--- THE TASK ---
Scan the entries below and extract each line with the word "الثانية" in it.

(Dataset items)
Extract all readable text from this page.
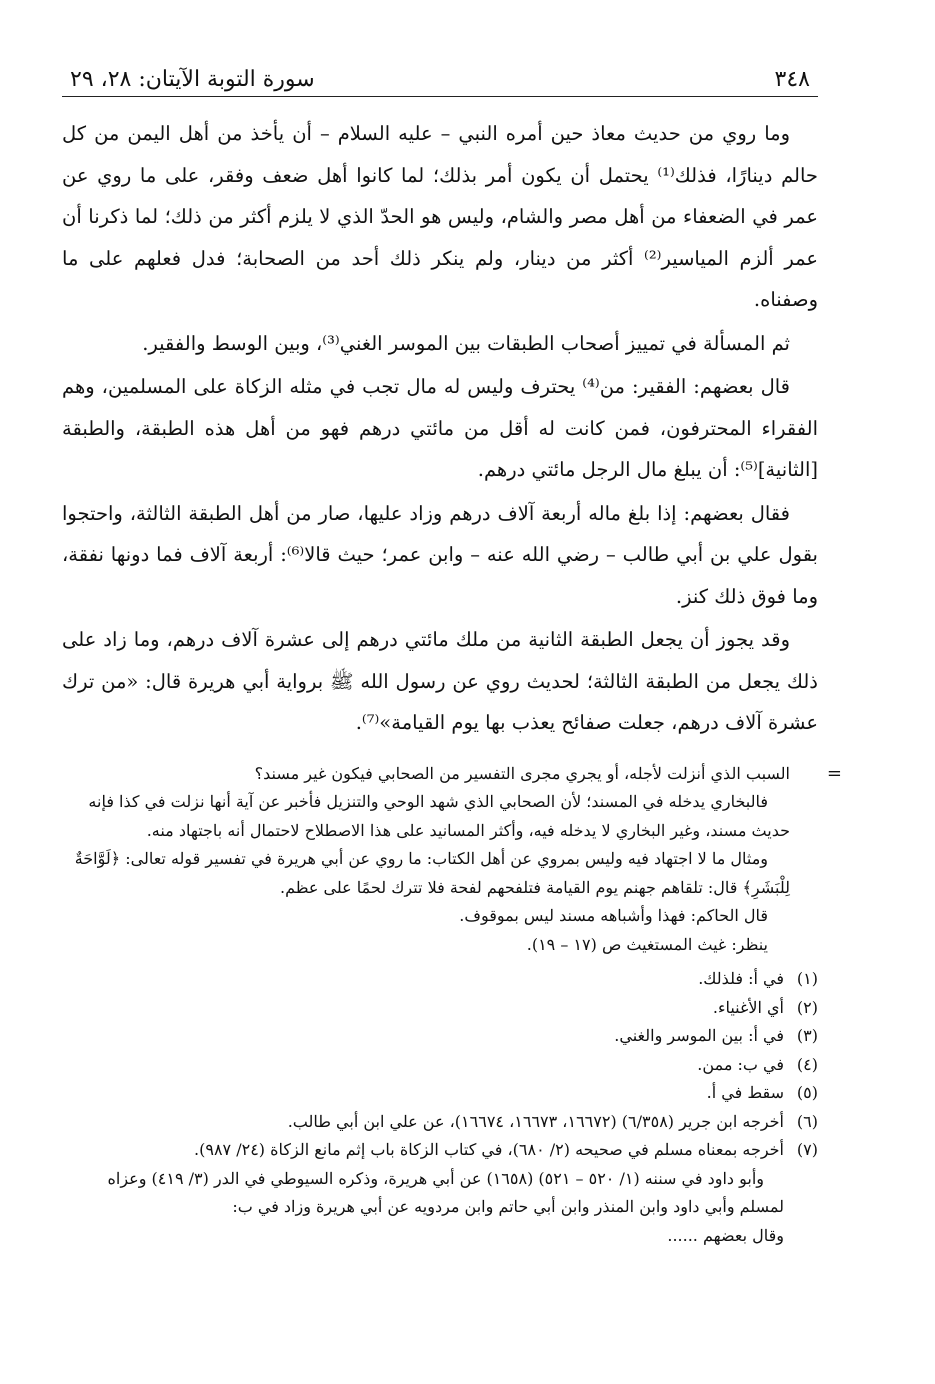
٣٤٨
سورة التوبة الآيتان: ٢٨، ٢٩

وما روي من حديث معاذ حين أمره النبي – عليه السلام – أن يأخذ من أهل اليمن من كل حالم دينارًا، فذلك⁽¹⁾ يحتمل أن يكون أمر بذلك؛ لما كانوا أهل ضعف وفقر، على ما روي عن عمر في الضعفاء من أهل مصر والشام، وليس هو الحدّ الذي لا يلزم أكثر من ذلك؛ لما ذكرنا أن عمر ألزم المياسير⁽²⁾ أكثر من دينار، ولم ينكر ذلك أحد من الصحابة؛ فدل فعلهم على ما وصفناه.

ثم المسألة في تمييز أصحاب الطبقات بين الموسر الغني⁽³⁾، وبين الوسط والفقير.

قال بعضهم: الفقير: من⁽⁴⁾ يحترف وليس له مال تجب في مثله الزكاة على المسلمين، وهم الفقراء المحترفون، فمن كانت له أقل من مائتي درهم فهو من أهل هذه الطبقة، والطبقة [الثانية]⁽⁵⁾: أن يبلغ مال الرجل مائتي درهم.

فقال بعضهم: إذا بلغ ماله أربعة آلاف درهم وزاد عليها، صار من أهل الطبقة الثالثة، واحتجوا بقول علي بن أبي طالب – رضي الله عنه – وابن عمر؛ حيث قالا⁽⁶⁾: أربعة آلاف فما دونها نفقة، وما فوق ذلك كنز.

وقد يجوز أن يجعل الطبقة الثانية من ملك مائتي درهم إلى عشرة آلاف درهم، وما زاد على ذلك يجعل من الطبقة الثالثة؛ لحديث روي عن رسول الله ﷺ برواية أبي هريرة قال: «من ترك عشرة آلاف درهم، جعلت صفائح يعذب بها يوم القيامة»⁽⁷⁾.

=

السبب الذي أنزلت لأجله، أو يجري مجرى التفسير من الصحابي فيكون غير مسند؟

فالبخاري يدخله في المسند؛ لأن الصحابي الذي شهد الوحي والتنزيل فأخبر عن آية أنها نزلت في كذا فإنه حديث مسند، وغير البخاري لا يدخله فيه، وأكثر المسانيد على هذا الاصطلاح لاحتمال أنه باجتهاد منه.

ومثال ما لا اجتهاد فيه وليس بمروي عن أهل الكتاب: ما روي عن أبي هريرة في تفسير قوله تعالى: ﴿لَوَّاحَةٌ لِلْبَشَرِ﴾ قال: تلقاهم جهنم يوم القيامة فتلفحهم لفحة فلا تترك لحمًا على عظم.

قال الحاكم: فهذا وأشباهه مسند ليس بموقوف.

ينظر: غيث المستغيث ص (١٧ – ١٩).

(١)
في أ: فلذلك.
(٢)
أي الأغنياء.
(٣)
في أ: بين الموسر والغني.
(٤)
في ب: ممن.
(٥)
سقط في أ.
(٦)
أخرجه ابن جرير (٦/٣٥٨) (١٦٦٧٢، ١٦٦٧٣، ١٦٦٧٤)، عن علي ابن أبي طالب.
(٧)
أخرجه بمعناه مسلم في صحيحه (٢/ ٦٨٠)، في كتاب الزكاة باب إثم مانع الزكاة (٢٤/ ٩٨٧).

وأبو داود في سننه (١/ ٥٢٠ – ٥٢١) (١٦٥٨) عن أبي هريرة، وذكره السيوطي في الدر (٣/ ٤١٩) وعزاه لمسلم وأبي داود وابن المنذر وابن أبي حاتم وابن مردويه عن أبي هريرة وزاد في ب:

وقال بعضهم ......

--- EXERCISE RESULT ---
قال بعضهم: الفقير: من⁽⁴⁾ يحترف وليس له مال تجب في مثله الزكاة على المسلمين، وهم الفقراء المحترفون، فمن كانت له أقل من مائتي درهم فهو من أهل هذه الطبقة، والطبقة [الثانية]⁽⁵⁾: أن يبلغ مال الرجل مائتي درهم.
وقد يجوز أن يجعل الطبقة الثانية من ملك مائتي درهم إلى عشرة آلاف درهم، وما زاد على ذلك يجعل من الطبقة الثالثة؛ لحديث روي عن رسول الله ﷺ برواية أبي هريرة قال: «من ترك عشرة آلاف درهم، جعلت صفائح يعذب بها يوم القيامة»⁽⁷⁾.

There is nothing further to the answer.